PROBLEMS TO WORK ON:
1: Answer the following about the bank customer analysis:
(a) What t-statistic did the one sample t-test produce?
(b) How many degrees of freedom did that test report?
(c) According to the bank customer analysis, why did the Shapiro test fail to work?
2: Set down the bank customer analysis word for word, everything from "Inference: Since the" down to "equal to 45.".
3: Write the next part of the bank customer analysis, beginning after its final line.

DOCUMENT SECTION:
....................

PROBLEM STATEMENT: The bank wants to know if the average age of their clientele is 45.
EXPLORATORY DATA ANALYSIS: Using a histogram to investigate the frequency of customer ages.
Histogram
hist(Bank$Customer_Age,xlab = "Age", ylab ="Frequency", main = "Histogram of Customer Ages", col = "blue")
Output
Inference: From the histogram, the majority of the clients are around 40-50 years old.
Density Plot and Boxplot
plot(density(Bank$Customer_Age), main = "Density of Age Spread", col="red")
Output
boxplot(Bank$Customer_Age, main = "Boxplot of Customers' Age", col = "red")
Output
AIM: I aim to use a one sample t-test to see if the mean customer age is statistically different from 45 at the 95% confidence interval.
ASSUMPTIONS:
t.test(Bank$Customer_Age, mu=45)
Output
data: Bank$Customer_Age
t = 16.644, df = 10126, p-value < 2.2e-16
alternative hypothesis: true mean is not equal to 45
95 percent confidence interval:
46.16980 46.48212
sample estimates: mean of x 46.32596
RESULTS: After conducting the T-test, the t-statistic was 16.644 with a 95% confidence interval of 46.16980 to 46.48212 and the p-value was < 2.2e-16.
Inference: Since the t-statistic is not in the confidence interval and the p-value is less than the 0.05 significance level, I reject the null hypothesis and accept the alternate hypothesis that the average customer age is not equal to 45.
PROBLEM STATEMENT: In exploring the credit dynamics within the customer base, a pertinent question arises: Do the credit limits of male and female customers differ significantly?
EXPLORATORY DATA ANALYSIS: Using a t-test to check if the credit limit of customers with respect to their genders are equal. Shapiro test failed to work because the sample size is too large (>3,000). To visualize the distributions of the credit limit of each gender and compare, box plots would be used.
boxplot(Credit_Limit ~ Gender, data = Bank, main = "Credit Limit by Gender", col = c("pink","skyblue"))
Output
bartlett.test(Bank$Credit_Limit ~ Bank$Gender)

....................

RECORD EXCERPTS:
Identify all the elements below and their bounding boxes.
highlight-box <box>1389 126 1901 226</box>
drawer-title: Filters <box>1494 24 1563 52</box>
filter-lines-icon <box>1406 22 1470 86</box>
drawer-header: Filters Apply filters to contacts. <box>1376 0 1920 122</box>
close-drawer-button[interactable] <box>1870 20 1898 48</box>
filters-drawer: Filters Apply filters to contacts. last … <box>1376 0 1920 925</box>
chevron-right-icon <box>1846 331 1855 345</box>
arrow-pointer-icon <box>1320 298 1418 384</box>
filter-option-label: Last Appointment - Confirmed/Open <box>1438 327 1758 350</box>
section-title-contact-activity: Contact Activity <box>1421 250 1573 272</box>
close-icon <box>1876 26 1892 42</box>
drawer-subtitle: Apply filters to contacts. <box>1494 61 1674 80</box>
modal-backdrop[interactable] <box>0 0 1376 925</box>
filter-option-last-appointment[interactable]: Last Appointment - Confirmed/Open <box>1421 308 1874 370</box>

....................

THE ANSWERS:
1:
(a) 16.644
(b) 10126
(c) The sample size is too large (>3,000).

2:
Inference: Since the t-statistic is not in the confidence interval and the p-value is less than the 0.05 significance level, I reject the null hypothesis and accept the alternate hypothesis that the average customer age is not equal to 45.

3:
Output
Bartlett test of homogeneity of variances
data: Bank$Credit_Limit by Bank$Gender
Bartlett’s K-squared = 2393.8, df = 1, p-value < 2.2e-16
Inference: From the box plots, it is noticeable that the credit limit of the female gender has some outliers which could affect the mean and the medians of the credit limits by gender are not equal which could imply that the means are not equal and they have unequal variances. But a parametric t-test will be used to further investigate the claim gotten from the box plots. Because the sample is large, i.e n>30 there would be no need to test normality before the t-test. Also, the Bartlett test shows that they have unequal variances.
AIM: I will be carrying out a two-sample t-test to check if the credit limits across both genders are equal at the 95% confidence interval.
ASSUMPTIONS:
t.test(Bank$Credit_Limit ~ Bank$Gender, conf.level = 0.95)
Output
Welch Two Sample t-test
data: Bank$Credit_Limit by Bank$Gender
t = -45.052, df = 6773.7, p-value < 2.2e-16
alternative hypothesis: true difference in means between group F and group M is not equal to 0
95 percent confidence interval:
-7995.201 -7328.441
sample estimates:
mean in group F mean in group M
_5023.854 12685.675_
RESULTS: After conducting the T-test, the t-statistic was -45.052 with a 95% confidence interval of -7995.201 to 7328.441 and the p-value was < 2.2e-16.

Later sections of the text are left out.